JMS: This question may be the most challenging of the bunch. I’m always working on balance, and I always feel like I’m failing. During the years that my children were growing up, I wrote only between the hours of 9 p.m. and 3 a.m. Now that they are all on their own, I can find pockets of time during more normal hours in which to write. I do tend to write more consistently in the summer because I’m not teaching then, and I can hammer out a few rough drafts of pieces that I can tinker with over the rest of the year. I often publish in bursts because of that schedule. As Anne Lamott tells us in Bird by Bird, there’s the get-it-down-draft, the fix-it-up draft, and the dental draft. The get-it-down-draft for me is where all the hard work is done. The other two stages are fun for me, and those can be completed in spurts in between my academic responsibilities.

MC: Writer’s block is an unfortunate situation many emerging writers find themselves in all too often. Do you have any tips to combat writer’s block?

JMS: Yes! Keep a journal or develop a method to collect stories and ideas. Years ago, I attended a workshop by Susan Goldsmith Wooldridge, author of a great little book called Poemcrazy that is really an immersion into the creative process. At the workshop, Wooldridge showed one of her journals that was full of drawings, word pools, vignettes, and ideas. I was struck, in particular, by her system of collecting words; she gathered compelling place names, odd and beautiful expressions, and well-shaped syllables. As I’ve taught creative nonfiction, I’ve seen ideas like Wooldridge’s repeatedly; almost every creative nonfiction writer I admire keeps some sort of collector’s notebook. In “On Keeping a Notebook,” Joan Didion describes the process of collecting “bits of the mind’s string too short to use.” Anne Lamott recommends adding notecards to pockets so that a detail can never escape the wandering mind. David Sedaris uses his diaries to record vignettes that he later weaves into more complex braided essays. It was notes from his diary about his experience as an elf in Santaland that launched his career. 

I know that my students groan when I suggest keeping a writer’s notebook, but I promise that the assignment isn’t busy work. Keeping notebooks has allowed me to rescue and then build on my ideas. Sometimes a story isn’t ready to be told, but a moment falls into our writer’s consciousness. What should we do with those floaters? If we record them, they won’t leave us. Much of what I wrote in “The Long Shadow” came from small ideas I recorded in my writer’s notebook over the years. The opening scene began with a flash of recognition on the L in Chicago when a couple dressed like 50s sock hop dancers got on the train. I recorded the woman’s stare, their clothes, and the feeling of riding from a gleaming modern city into an area populated with 50s-style apartments. The rest came later. 

MC: What advice would you give to emerging writers who are working to publish their first piece?

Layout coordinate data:
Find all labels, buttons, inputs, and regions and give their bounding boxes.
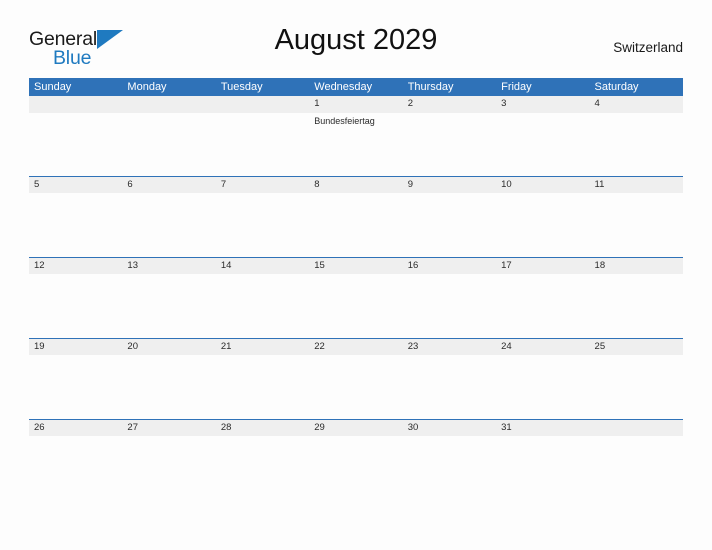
day-event-text — [590, 355, 683, 417]
calendar-table: Sunday Monday Tuesday Wednesday Thursday… — [29, 78, 683, 500]
date-number[interactable]: 22 — [309, 339, 402, 355]
date-number[interactable]: 25 — [590, 339, 683, 355]
date-number[interactable]: 30 — [403, 420, 496, 436]
date-number[interactable] — [590, 420, 683, 436]
day-event-text — [29, 274, 122, 336]
day-event-text — [122, 355, 215, 417]
day-event-text — [309, 436, 402, 498]
calendar-week-row: 1 2 3 4 Bundesfeiertag — [29, 96, 683, 176]
week-date-band: 19 20 21 22 23 24 25 — [29, 338, 683, 355]
day-event-text: Bundesfeiertag — [314, 116, 375, 126]
date-number[interactable]: 17 — [496, 258, 589, 274]
date-number[interactable]: 23 — [403, 339, 496, 355]
day-event-text — [29, 355, 122, 417]
date-number[interactable]: 24 — [496, 339, 589, 355]
week-date-band: 12 13 14 15 16 17 18 — [29, 257, 683, 274]
day-event-text — [496, 355, 589, 417]
page-title: August 2029 — [274, 24, 438, 56]
week-event-band: Bundesfeiertag — [29, 113, 683, 175]
day-event-text — [216, 274, 309, 336]
day-event-text — [216, 113, 309, 175]
date-number[interactable]: 16 — [403, 258, 496, 274]
date-number[interactable]: 15 — [309, 258, 402, 274]
week-date-band: 5 6 7 8 9 10 11 — [29, 176, 683, 193]
date-number[interactable]: 14 — [216, 258, 309, 274]
day-event-text — [590, 193, 683, 255]
day-event-text — [122, 113, 215, 175]
weekday-header-saturday: Saturday — [594, 81, 639, 93]
day-event-text — [309, 274, 402, 336]
date-number[interactable]: 8 — [309, 177, 402, 193]
date-number[interactable]: 10 — [496, 177, 589, 193]
date-number[interactable] — [29, 96, 122, 113]
day-event-text — [29, 113, 122, 175]
day-event-text — [590, 113, 683, 175]
week-event-band — [29, 355, 683, 417]
weekday-header-row: Sunday Monday Tuesday Wednesday Thursday… — [29, 78, 683, 96]
day-event-text — [29, 193, 122, 255]
week-event-band — [29, 274, 683, 336]
weekday-header-friday: Friday — [501, 81, 532, 93]
day-event-text — [122, 436, 215, 498]
date-number[interactable]: 28 — [216, 420, 309, 436]
day-event-text — [403, 436, 496, 498]
day-event-text — [29, 436, 122, 498]
date-number[interactable]: 27 — [122, 420, 215, 436]
day-event-text — [403, 113, 496, 175]
weekday-header-wednesday: Wednesday — [314, 81, 373, 93]
date-number[interactable]: 11 — [590, 177, 683, 193]
date-number[interactable]: 2 — [403, 96, 496, 113]
date-number[interactable]: 12 — [29, 258, 122, 274]
calendar-week-row: 19 20 21 22 23 24 25 — [29, 338, 683, 419]
date-number[interactable]: 19 — [29, 339, 122, 355]
day-event-text — [590, 274, 683, 336]
day-event-text — [403, 193, 496, 255]
country-label: Switzerland — [613, 40, 683, 55]
day-event-text — [216, 355, 309, 417]
week-date-band: 26 27 28 29 30 31 — [29, 419, 683, 436]
date-number[interactable]: 3 — [496, 96, 589, 113]
calendar-page: General Blue August 2029 Switzerland Sun… — [0, 0, 712, 550]
day-event-text — [496, 113, 589, 175]
day-event-text — [496, 436, 589, 498]
week-event-band — [29, 193, 683, 255]
date-number[interactable] — [216, 96, 309, 113]
date-number[interactable]: 5 — [29, 177, 122, 193]
date-number[interactable]: 1 — [309, 96, 402, 113]
page-header: General Blue August 2029 Switzerland — [29, 24, 683, 70]
date-number[interactable]: 7 — [216, 177, 309, 193]
date-number[interactable]: 26 — [29, 420, 122, 436]
weekday-header-monday: Monday — [127, 81, 167, 93]
day-event-text — [122, 274, 215, 336]
date-number[interactable] — [122, 96, 215, 113]
week-event-band — [29, 436, 683, 498]
date-number[interactable]: 9 — [403, 177, 496, 193]
date-number[interactable]: 29 — [309, 420, 402, 436]
day-event-text — [496, 193, 589, 255]
weekday-header-sunday: Sunday — [34, 81, 72, 93]
weekday-header-tuesday: Tuesday — [220, 81, 263, 93]
week-date-band: 1 2 3 4 — [29, 96, 683, 113]
day-event-text — [216, 436, 309, 498]
date-number[interactable]: 21 — [216, 339, 309, 355]
day-event-text — [122, 193, 215, 255]
day-event-text — [403, 274, 496, 336]
date-number[interactable]: 18 — [590, 258, 683, 274]
calendar-week-row: 5 6 7 8 9 10 11 — [29, 176, 683, 257]
calendar-week-row: 12 13 14 15 16 17 18 — [29, 257, 683, 338]
date-number[interactable]: 4 — [590, 96, 683, 113]
calendar-week-row: 26 27 28 29 30 31 — [29, 419, 683, 500]
weekday-header-thursday: Thursday — [407, 81, 454, 93]
day-event-text — [403, 355, 496, 417]
date-number[interactable]: 13 — [122, 258, 215, 274]
day-event-text — [496, 274, 589, 336]
day-event-text — [216, 193, 309, 255]
day-event-text — [590, 436, 683, 498]
day-event-text — [309, 355, 402, 417]
date-number[interactable]: 31 — [496, 420, 589, 436]
day-event-text — [309, 193, 402, 255]
date-number[interactable]: 20 — [122, 339, 215, 355]
date-number[interactable]: 6 — [122, 177, 215, 193]
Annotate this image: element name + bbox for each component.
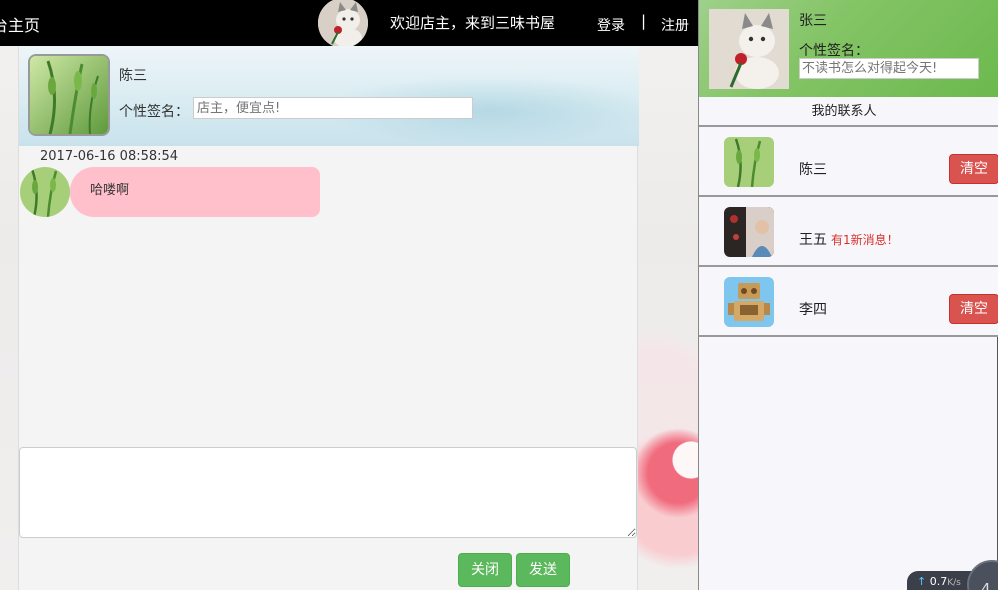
contact-item[interactable]: 李四 清空 (699, 267, 998, 337)
contact-avatar (724, 137, 774, 187)
portrait-icon (724, 207, 774, 257)
message-bubble: 哈喽啊 (70, 167, 320, 217)
message-avatar (20, 167, 70, 217)
grass-icon (724, 137, 774, 187)
contacts-title: 我的联系人 (699, 97, 998, 127)
clear-button[interactable]: 清空 (949, 294, 998, 324)
cat-icon (709, 9, 789, 89)
net-speed-value: 0.7 (929, 575, 948, 588)
signature-label: 个性签名： (119, 104, 189, 120)
robot-icon (724, 277, 774, 327)
login-link[interactable]: 登录 (597, 15, 625, 35)
contact-name: 李四 (799, 302, 827, 318)
new-message-badge: 有1新消息！ (831, 233, 899, 247)
grass-icon (30, 56, 108, 134)
net-speed-unit: K/s (947, 578, 961, 588)
contact-avatar (724, 207, 774, 257)
user-profile-header: 张三 个性签名： (699, 0, 998, 97)
contact-signature-field[interactable] (193, 97, 473, 119)
contact-name: 王五 (799, 232, 827, 248)
contact-name: 陈三 (799, 162, 827, 178)
close-button[interactable]: 关闭 (458, 553, 512, 587)
shop-avatar (318, 0, 368, 48)
contact-item[interactable]: 王五 有1新消息！ (699, 197, 998, 267)
contacts-panel: 张三 个性签名： 我的联系人 陈三 清空 (698, 0, 998, 590)
send-button[interactable]: 发送 (516, 553, 570, 587)
contact-avatar (28, 54, 110, 136)
chat-header: 陈三 个性签名： (19, 46, 639, 146)
contact-avatar (724, 277, 774, 327)
cat-icon (318, 0, 368, 48)
register-link[interactable]: 注册 (661, 15, 689, 35)
clear-button[interactable]: 清空 (949, 154, 998, 184)
welcome-text: 欢迎店主，来到三味书屋 (390, 14, 556, 32)
message-timestamp: 2017-06-16 08:58:54 (40, 149, 179, 164)
contacts-empty-area (699, 337, 998, 590)
upload-arrow-icon: ↑ (917, 575, 927, 588)
message-input[interactable] (19, 447, 637, 538)
user-signature-field[interactable] (799, 58, 979, 79)
contact-name: 陈三 (119, 68, 147, 84)
home-link[interactable]: 台主页 (0, 12, 40, 36)
contact-item[interactable]: 陈三 清空 (699, 127, 998, 197)
grass-icon (20, 167, 70, 217)
user-avatar (709, 9, 789, 89)
user-name: 张三 (799, 13, 827, 29)
top-nav-bar: 台主页 欢迎店主，来到三味书屋 登录 | 注册 (0, 0, 698, 48)
nav-separator: | (641, 12, 647, 30)
user-signature-label: 个性签名： (799, 43, 869, 59)
chat-window: 陈三 个性签名： 2017-06-16 08:58:54 哈喽啊 关闭 发送 (18, 46, 639, 590)
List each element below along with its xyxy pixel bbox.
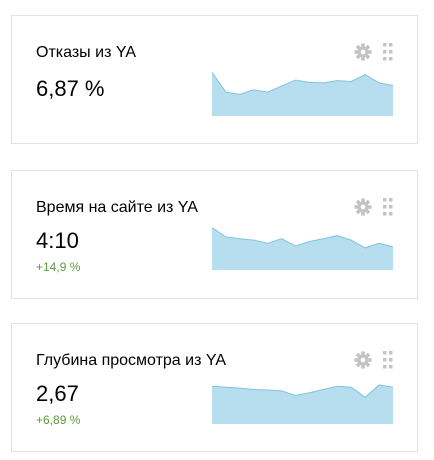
- sparkline-area: [212, 384, 393, 424]
- widget-title: Глубина просмотра из YA: [36, 352, 227, 369]
- drag-handle-icon[interactable]: [383, 43, 393, 61]
- widget-value: 4:10: [36, 228, 79, 253]
- gear-icon[interactable]: [354, 198, 372, 216]
- sparkline-chart: [212, 384, 393, 424]
- gear-icon[interactable]: [354, 351, 372, 369]
- sparkline-chart: [212, 72, 393, 116]
- gear-icon[interactable]: [354, 43, 372, 61]
- widget-title: Отказы из YA: [36, 44, 136, 61]
- widget-title: Время на сайте из YA: [36, 199, 198, 216]
- widget-value: 6,87 %: [36, 76, 105, 101]
- widget-value: 2,67: [36, 381, 79, 406]
- widget-card-page-depth: Глубина просмотра из YA 2,67 +6,89 %: [11, 323, 418, 452]
- widget-delta: +6,89 %: [36, 413, 81, 427]
- drag-handle-icon[interactable]: [383, 198, 393, 216]
- sparkline-chart: [212, 227, 393, 270]
- drag-handle-icon[interactable]: [383, 351, 393, 369]
- widget-delta: +14,9 %: [36, 260, 81, 274]
- widget-card-bounce-rate: Отказы из YA 6,87 %: [11, 15, 418, 144]
- widget-card-time-on-site: Время на сайте из YA 4:10 +14,9 %: [11, 170, 418, 299]
- sparkline-area: [212, 227, 393, 270]
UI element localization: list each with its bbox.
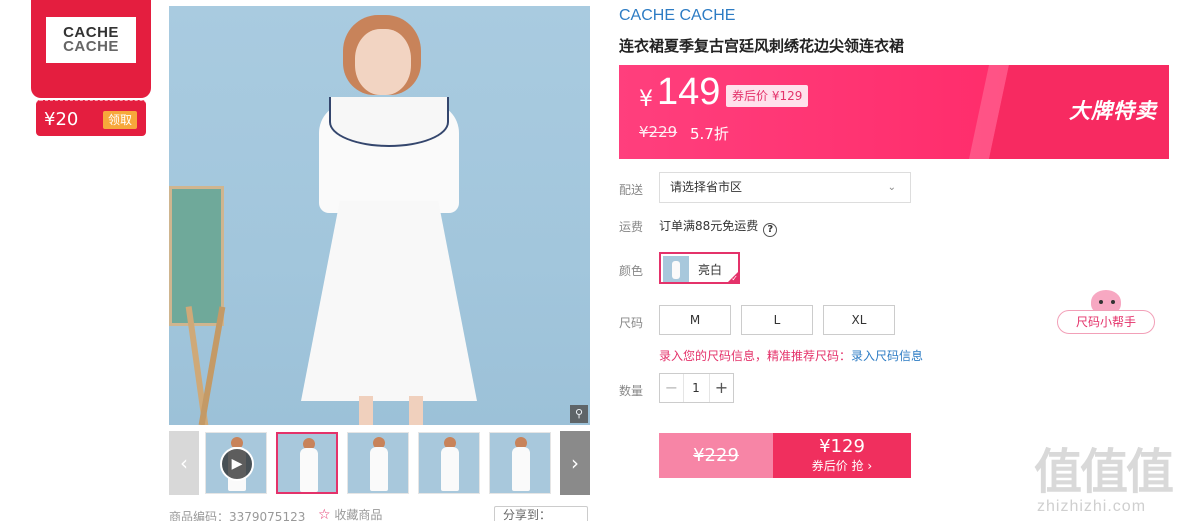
currency-symbol: ¥ bbox=[639, 87, 653, 112]
color-swatch bbox=[663, 256, 689, 282]
delivery-label: 配送 bbox=[619, 183, 644, 197]
coupon-amount: ¥20 bbox=[44, 109, 79, 130]
easel-illustration bbox=[169, 186, 239, 425]
size-label: 尺码 bbox=[619, 316, 644, 330]
favorite-button[interactable]: ☆ 收藏商品 bbox=[318, 506, 382, 521]
watermark-domain: zhizhizhi.com bbox=[1037, 498, 1147, 515]
star-icon: ☆ bbox=[318, 507, 331, 521]
product-page: CACHE CACHE ¥20 领取 ⚲ ‹ ▶ › 商品编码：33790751… bbox=[0, 0, 1185, 521]
model-figure bbox=[279, 11, 499, 425]
thumbnail-video[interactable]: ▶ bbox=[205, 432, 267, 494]
brand-logo[interactable]: CACHE CACHE bbox=[46, 17, 136, 63]
product-code: 商品编码：3379075123 bbox=[169, 510, 306, 521]
original-price: ¥229 bbox=[639, 123, 678, 141]
zoom-icon[interactable]: ⚲ bbox=[570, 405, 588, 423]
quantity-input[interactable]: 1 bbox=[684, 374, 708, 402]
chevron-down-icon: ⌄ bbox=[887, 182, 896, 193]
buy-coupon-price: ¥129 bbox=[819, 436, 865, 457]
size-helper-button[interactable]: 尺码小帮手 bbox=[1057, 290, 1155, 334]
discount-rate: 5.7折 bbox=[690, 125, 729, 143]
after-coupon-price: 券后价 ¥129 bbox=[726, 85, 809, 107]
size-helper-label: 尺码小帮手 bbox=[1057, 310, 1155, 334]
thumbnail-item[interactable] bbox=[347, 432, 409, 494]
product-title: 连衣裙夏季复古宫廷风刺绣花边尖领连衣裙 bbox=[619, 37, 905, 55]
size-option-m[interactable]: M bbox=[659, 305, 731, 335]
enter-size-link[interactable]: 录入尺码信息 bbox=[851, 349, 923, 363]
quantity-stepper: − 1 + bbox=[659, 373, 734, 403]
thumbnail-strip: ‹ ▶ › bbox=[169, 431, 590, 495]
favorite-label: 收藏商品 bbox=[334, 508, 383, 521]
brand-coupon-card: CACHE CACHE ¥20 领取 bbox=[31, 0, 151, 136]
buy-original-price[interactable]: ¥229 bbox=[659, 433, 773, 478]
size-tip: 录入您的尺码信息，精准推荐尺码：录入尺码信息 bbox=[659, 347, 923, 364]
buy-coupon-cta: 券后价 抢 › bbox=[811, 459, 873, 473]
color-option-label: 亮白 bbox=[698, 263, 723, 277]
claim-coupon-button[interactable]: 领取 bbox=[103, 111, 137, 129]
thumbnail-item[interactable] bbox=[489, 432, 551, 494]
current-price: 149 bbox=[657, 71, 721, 113]
brand-link[interactable]: CACHE CACHE bbox=[619, 7, 735, 25]
thumbnail-item[interactable] bbox=[418, 432, 480, 494]
share-dropdown[interactable]: 分享到： bbox=[494, 506, 588, 521]
color-label: 颜色 bbox=[619, 264, 644, 278]
region-select-value: 请选择省市区 bbox=[670, 180, 743, 194]
help-icon[interactable]: ? bbox=[763, 223, 778, 237]
share-label: 分享到： bbox=[503, 508, 552, 521]
thumb-next-button[interactable]: › bbox=[560, 431, 590, 495]
color-option-selected[interactable]: 亮白 ✓ bbox=[659, 252, 740, 284]
store-coupon[interactable]: ¥20 领取 bbox=[36, 100, 146, 136]
quantity-label: 数量 bbox=[619, 384, 644, 398]
play-icon[interactable]: ▶ bbox=[220, 447, 254, 481]
shipping-info: 订单满88元免运费? bbox=[659, 217, 778, 237]
region-select[interactable]: 请选择省市区 ⌄ bbox=[659, 172, 911, 203]
shipping-text: 订单满88元免运费 bbox=[659, 219, 759, 233]
thumb-prev-button[interactable]: ‹ bbox=[169, 431, 199, 495]
size-option-xl[interactable]: XL bbox=[823, 305, 895, 335]
brand-logo-line2: CACHE bbox=[63, 38, 119, 55]
brand-banner[interactable]: CACHE CACHE bbox=[31, 0, 151, 98]
buy-coupon-button[interactable]: ¥129 券后价 抢 › bbox=[773, 433, 911, 478]
promo-label: 大牌特卖 bbox=[1069, 99, 1157, 123]
product-main-image[interactable]: ⚲ bbox=[169, 6, 590, 425]
quantity-minus-button[interactable]: − bbox=[660, 374, 684, 402]
shipping-label: 运费 bbox=[619, 220, 644, 234]
quantity-plus-button[interactable]: + bbox=[709, 374, 733, 402]
watermark-logo: 值值值 bbox=[1034, 444, 1174, 500]
site-watermark: 值值值 zhizhizhi.com bbox=[1030, 432, 1180, 517]
size-option-l[interactable]: L bbox=[741, 305, 813, 335]
thumbnail-item[interactable] bbox=[276, 432, 338, 494]
size-tip-text: 录入您的尺码信息，精准推荐尺码： bbox=[659, 349, 852, 363]
price-banner: ¥ 149 券后价 ¥129 ¥229 5.7折 大牌特卖 bbox=[619, 65, 1169, 159]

EXERCISE TASK: Summarize the interview excerpt above in two sentences.

WRITTEN ANSWER: JMS finds balancing writing with other responsibilities difficult, once wrote only between 9 p.m. and 3 a.m. while raising children, and now writes most consistently in the summer when not teaching, revising those rough drafts in spurts during the academic year. To combat writer's block, JMS recommends keeping a journal or collector's notebook, as writers such as Susan Goldsmith Wooldridge, Joan Didion, Anne Lamott, and David Sedaris have done, and notes that much of "The Long Shadow" came from small ideas recorded in such a notebook.